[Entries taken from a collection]
START
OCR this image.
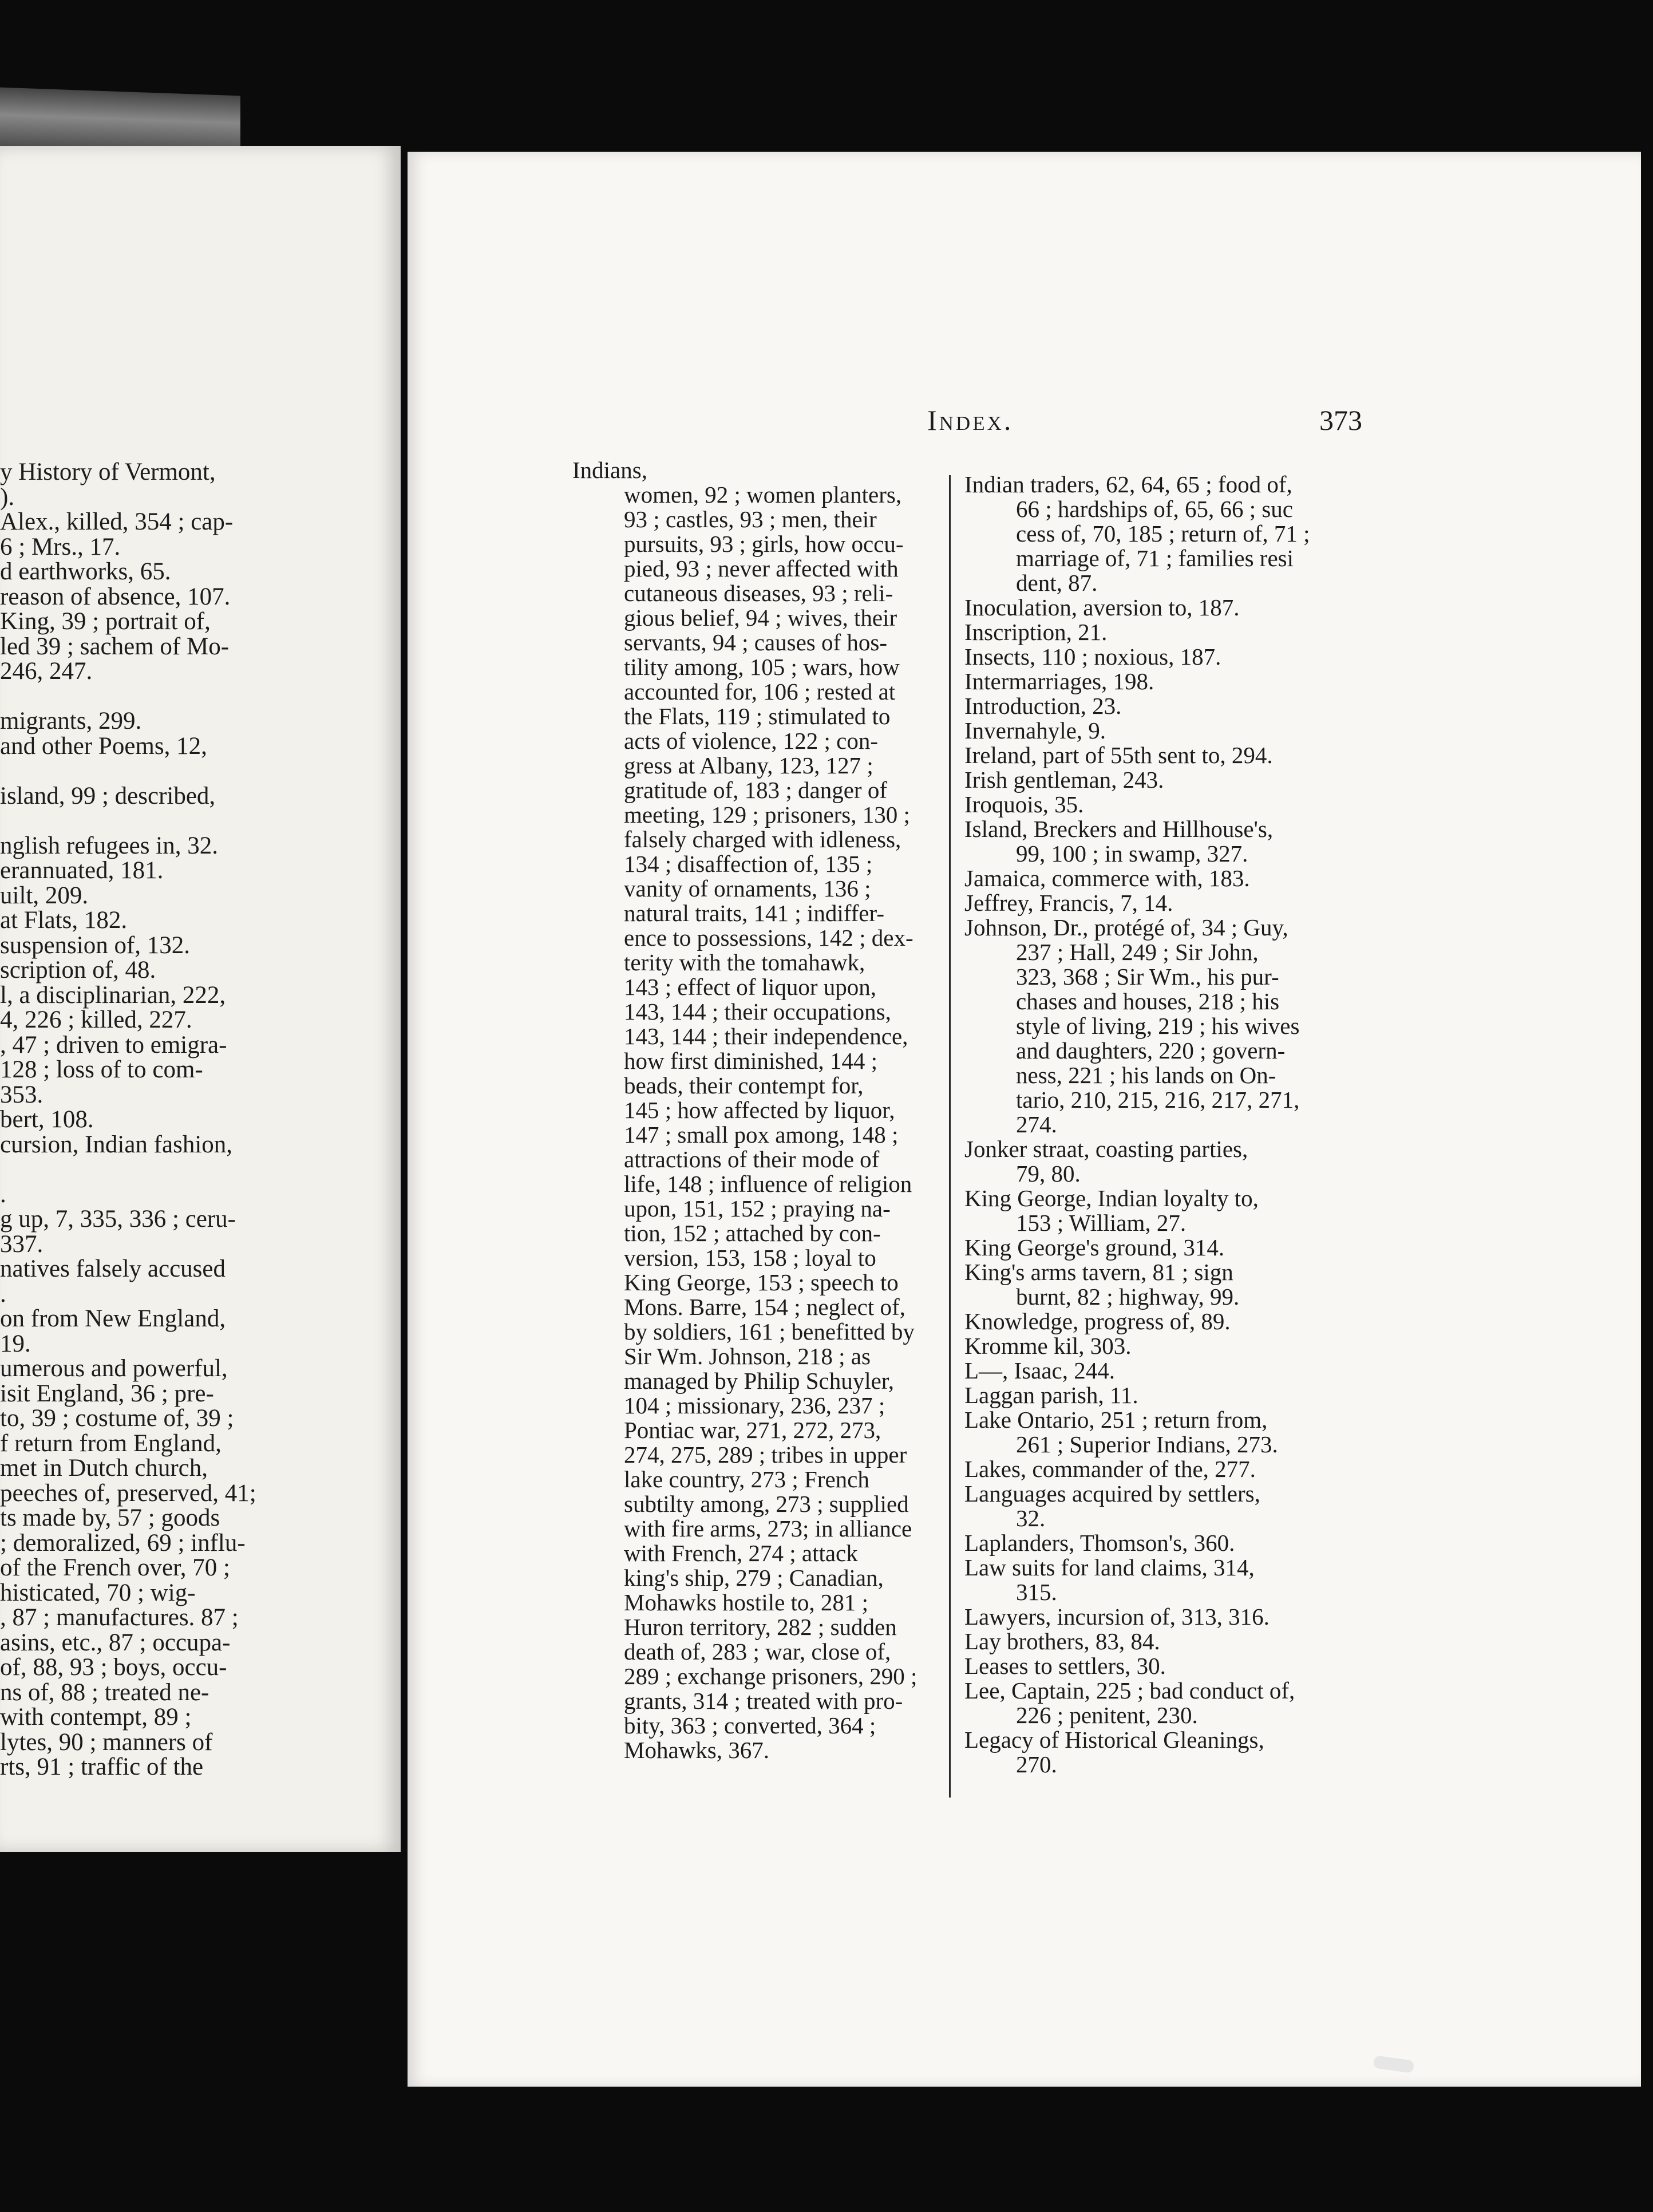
y History of Vermont,
).
Alex., killed, 354 ; cap-
6 ; Mrs., 17.
d earthworks, 65.
reason of absence, 107.
King, 39 ; portrait of,
led 39 ; sachem of Mo-
246, 247.
migrants, 299.
and other Poems, 12,
island, 99 ; described,
nglish refugees in, 32.
erannuated, 181.
uilt, 209.
at Flats, 182.
suspension of, 132.
scription of, 48.
l, a disciplinarian, 222,
4, 226 ; killed, 227.
, 47 ; driven to emigra-
128 ; loss of to com-
353.
bert, 108.
cursion, Indian fashion,
.
g up, 7, 335, 336 ; ceru-
337.
natives falsely accused
.
on from New England,
19.
umerous and powerful,
isit England, 36 ; pre-
to, 39 ; costume of, 39 ;
f return from England,
met in Dutch church,
peeches of, preserved, 41;
ts made by, 57 ; goods
; demoralized, 69 ; influ-
of the French over, 70 ;
histicated, 70 ; wig-
, 87 ; manufactures. 87 ;
asins, etc., 87 ; occupa-
of, 88, 93 ; boys, occu-
ns of, 88 ; treated ne-
with contempt, 89 ;
lytes, 90 ; manners of
rts, 91 ; traffic of the
Index.	373
Indians,
women, 92 ; women planters,
93 ; castles, 93 ; men, their
pursuits, 93 ; girls, how occu-
pied, 93 ; never affected with
cutaneous diseases, 93 ; reli-
gious belief, 94 ; wives, their
servants, 94 ; causes of hos-
tility among, 105 ; wars, how
accounted for, 106 ; rested at
the Flats, 119 ; stimulated to
acts of violence, 122 ; con-
gress at Albany, 123, 127 ;
gratitude of, 183 ; danger of
meeting, 129 ; prisoners, 130 ;
falsely charged with idleness,
134 ; disaffection of, 135 ;
vanity of ornaments, 136 ;
natural traits, 141 ; indiffer-
ence to possessions, 142 ; dex-
terity with the tomahawk,
143 ; effect of liquor upon,
143, 144 ; their occupations,
143, 144 ; their independence,
how first diminished, 144 ;
beads, their contempt for,
145 ; how affected by liquor,
147 ; small pox among, 148 ;
attractions of their mode of
life, 148 ; influence of religion
upon, 151, 152 ; praying na-
tion, 152 ; attached by con-
version, 153, 158 ; loyal to
King George, 153 ; speech to
Mons. Barre, 154 ; neglect of,
by soldiers, 161 ; benefitted by
Sir Wm. Johnson, 218 ; as
managed by Philip Schuyler,
104 ; missionary, 236, 237 ;
Pontiac war, 271, 272, 273,
274, 275, 289 ; tribes in upper
lake country, 273 ; French
subtilty among, 273 ; supplied
with fire arms, 273; in alliance
with French, 274 ; attack
king's ship, 279 ; Canadian,
Mohawks hostile to, 281 ;
Huron territory, 282 ; sudden
death of, 283 ; war, close of,
289 ; exchange prisoners, 290 ;
grants, 314 ; treated with pro-
bity, 363 ; converted, 364 ;
Mohawks, 367.
Indian traders, 62, 64, 65 ; food of,
66 ; hardships of, 65, 66 ; suc
cess of, 70, 185 ; return of, 71 ;
marriage of, 71 ; families resi
dent, 87.
Inoculation, aversion to, 187.
Inscription, 21.
Insects, 110 ; noxious, 187.
Intermarriages, 198.
Introduction, 23.
Invernahyle, 9.
Ireland, part of 55th sent to, 294.
Irish gentleman, 243.
Iroquois, 35.
Island, Breckers and Hillhouse's,
99, 100 ; in swamp, 327.
Jamaica, commerce with, 183.
Jeffrey, Francis, 7, 14.
Johnson, Dr., protégé of, 34 ; Guy,
237 ; Hall, 249 ; Sir John,
323, 368 ; Sir Wm., his pur-
chases and houses, 218 ; his
style of living, 219 ; his wives
and daughters, 220 ; govern-
ness, 221 ; his lands on On-
tario, 210, 215, 216, 217, 271,
274.
Jonker straat, coasting parties,
79, 80.
King George, Indian loyalty to,
153 ; William, 27.
King George's ground, 314.
King's arms tavern, 81 ; sign
burnt, 82 ; highway, 99.
Knowledge, progress of, 89.
Kromme kil, 303.
L—, Isaac, 244.
Laggan parish, 11.
Lake Ontario, 251 ; return from,
261 ; Superior Indians, 273.
Lakes, commander of the, 277.
Languages acquired by settlers,
32.
Laplanders, Thomson's, 360.
Law suits for land claims, 314,
315.
Lawyers, incursion of, 313, 316.
Lay brothers, 83, 84.
Leases to settlers, 30.
Lee, Captain, 225 ; bad conduct of,
226 ; penitent, 230.
Legacy of Historical Gleanings,
270.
END
Write the records out once more, exactly as they appear, with no pictures.

OCR this image.
y History of Vermont,
).
Alex., killed, 354 ; cap-
6 ; Mrs., 17.
d earthworks, 65.
reason of absence, 107.
King, 39 ; portrait of,
led 39 ; sachem of Mo-
246, 247.
migrants, 299.
and other Poems, 12,
island, 99 ; described,
nglish refugees in, 32.
erannuated, 181.
uilt, 209.
at Flats, 182.
suspension of, 132.
scription of, 48.
l, a disciplinarian, 222,
4, 226 ; killed, 227.
, 47 ; driven to emigra-
128 ; loss of to com-
353.
bert, 108.
cursion, Indian fashion,
.
g up, 7, 335, 336 ; ceru-
337.
natives falsely accused
.
on from New England,
19.
umerous and powerful,
isit England, 36 ; pre-
to, 39 ; costume of, 39 ;
f return from England,
met in Dutch church,
peeches of, preserved, 41;
ts made by, 57 ; goods
; demoralized, 69 ; influ-
of the French over, 70 ;
histicated, 70 ; wig-
, 87 ; manufactures. 87 ;
asins, etc., 87 ; occupa-
of, 88, 93 ; boys, occu-
ns of, 88 ; treated ne-
with contempt, 89 ;
lytes, 90 ; manners of
rts, 91 ; traffic of the
Index.	373
Indians,
women, 92 ; women planters,
93 ; castles, 93 ; men, their
pursuits, 93 ; girls, how occu-
pied, 93 ; never affected with
cutaneous diseases, 93 ; reli-
gious belief, 94 ; wives, their
servants, 94 ; causes of hos-
tility among, 105 ; wars, how
accounted for, 106 ; rested at
the Flats, 119 ; stimulated to
acts of violence, 122 ; con-
gress at Albany, 123, 127 ;
gratitude of, 183 ; danger of
meeting, 129 ; prisoners, 130 ;
falsely charged with idleness,
134 ; disaffection of, 135 ;
vanity of ornaments, 136 ;
natural traits, 141 ; indiffer-
ence to possessions, 142 ; dex-
terity with the tomahawk,
143 ; effect of liquor upon,
143, 144 ; their occupations,
143, 144 ; their independence,
how first diminished, 144 ;
beads, their contempt for,
145 ; how affected by liquor,
147 ; small pox among, 148 ;
attractions of their mode of
life, 148 ; influence of religion
upon, 151, 152 ; praying na-
tion, 152 ; attached by con-
version, 153, 158 ; loyal to
King George, 153 ; speech to
Mons. Barre, 154 ; neglect of,
by soldiers, 161 ; benefitted by
Sir Wm. Johnson, 218 ; as
managed by Philip Schuyler,
104 ; missionary, 236, 237 ;
Pontiac war, 271, 272, 273,
274, 275, 289 ; tribes in upper
lake country, 273 ; French
subtilty among, 273 ; supplied
with fire arms, 273; in alliance
with French, 274 ; attack
king's ship, 279 ; Canadian,
Mohawks hostile to, 281 ;
Huron territory, 282 ; sudden
death of, 283 ; war, close of,
289 ; exchange prisoners, 290 ;
grants, 314 ; treated with pro-
bity, 363 ; converted, 364 ;
Mohawks, 367.
Indian traders, 62, 64, 65 ; food of,
66 ; hardships of, 65, 66 ; suc
cess of, 70, 185 ; return of, 71 ;
marriage of, 71 ; families resi
dent, 87.
Inoculation, aversion to, 187.
Inscription, 21.
Insects, 110 ; noxious, 187.
Intermarriages, 198.
Introduction, 23.
Invernahyle, 9.
Ireland, part of 55th sent to, 294.
Irish gentleman, 243.
Iroquois, 35.
Island, Breckers and Hillhouse's,
99, 100 ; in swamp, 327.
Jamaica, commerce with, 183.
Jeffrey, Francis, 7, 14.
Johnson, Dr., protégé of, 34 ; Guy,
237 ; Hall, 249 ; Sir John,
323, 368 ; Sir Wm., his pur-
chases and houses, 218 ; his
style of living, 219 ; his wives
and daughters, 220 ; govern-
ness, 221 ; his lands on On-
tario, 210, 215, 216, 217, 271,
274.
Jonker straat, coasting parties,
79, 80.
King George, Indian loyalty to,
153 ; William, 27.
King George's ground, 314.
King's arms tavern, 81 ; sign
burnt, 82 ; highway, 99.
Knowledge, progress of, 89.
Kromme kil, 303.
L—, Isaac, 244.
Laggan parish, 11.
Lake Ontario, 251 ; return from,
261 ; Superior Indians, 273.
Lakes, commander of the, 277.
Languages acquired by settlers,
32.
Laplanders, Thomson's, 360.
Law suits for land claims, 314,
315.
Lawyers, incursion of, 313, 316.
Lay brothers, 83, 84.
Leases to settlers, 30.
Lee, Captain, 225 ; bad conduct of,
226 ; penitent, 230.
Legacy of Historical Gleanings,
270.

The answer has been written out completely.